### Exercise directions
Copy each entry as it stands, leaving nothing out.
═══ Material provided ═══
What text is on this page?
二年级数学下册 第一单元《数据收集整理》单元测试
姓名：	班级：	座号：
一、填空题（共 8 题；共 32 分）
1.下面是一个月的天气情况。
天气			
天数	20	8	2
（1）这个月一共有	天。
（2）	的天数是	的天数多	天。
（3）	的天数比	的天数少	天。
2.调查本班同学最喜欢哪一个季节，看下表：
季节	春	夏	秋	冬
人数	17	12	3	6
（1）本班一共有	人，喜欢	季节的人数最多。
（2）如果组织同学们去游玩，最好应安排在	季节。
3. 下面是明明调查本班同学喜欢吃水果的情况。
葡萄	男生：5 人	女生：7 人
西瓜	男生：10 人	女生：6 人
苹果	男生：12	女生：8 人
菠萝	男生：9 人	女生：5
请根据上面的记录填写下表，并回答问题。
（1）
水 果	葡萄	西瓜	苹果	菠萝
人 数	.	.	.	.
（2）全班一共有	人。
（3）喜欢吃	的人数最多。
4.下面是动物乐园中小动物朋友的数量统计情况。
═══
### The solution
What text is on this page?
二年级数学下册 第一单元《数据收集整理》单元测试
姓名：	班级：	座号：
一、填空题（共 8 题；共 32 分）
1.下面是一个月的天气情况。
天气			
天数	20	8	2
（1）这个月一共有	天。
（2）	的天数是	的天数多	天。
（3）	的天数比	的天数少	天。
2.调查本班同学最喜欢哪一个季节，看下表：
季节	春	夏	秋	冬
人数	17	12	3	6
（1）本班一共有	人，喜欢	季节的人数最多。
（2）如果组织同学们去游玩，最好应安排在	季节。
3. 下面是明明调查本班同学喜欢吃水果的情况。
葡萄	男生：5 人	女生：7 人
西瓜	男生：10 人	女生：6 人
苹果	男生：12	女生：8 人
菠萝	男生：9 人	女生：5
请根据上面的记录填写下表，并回答问题。
（1）
水 果	葡萄	西瓜	苹果	菠萝
人 数	.	.	.	.
（2）全班一共有	人。
（3）喜欢吃	的人数最多。
4.下面是动物乐园中小动物朋友的数量统计情况。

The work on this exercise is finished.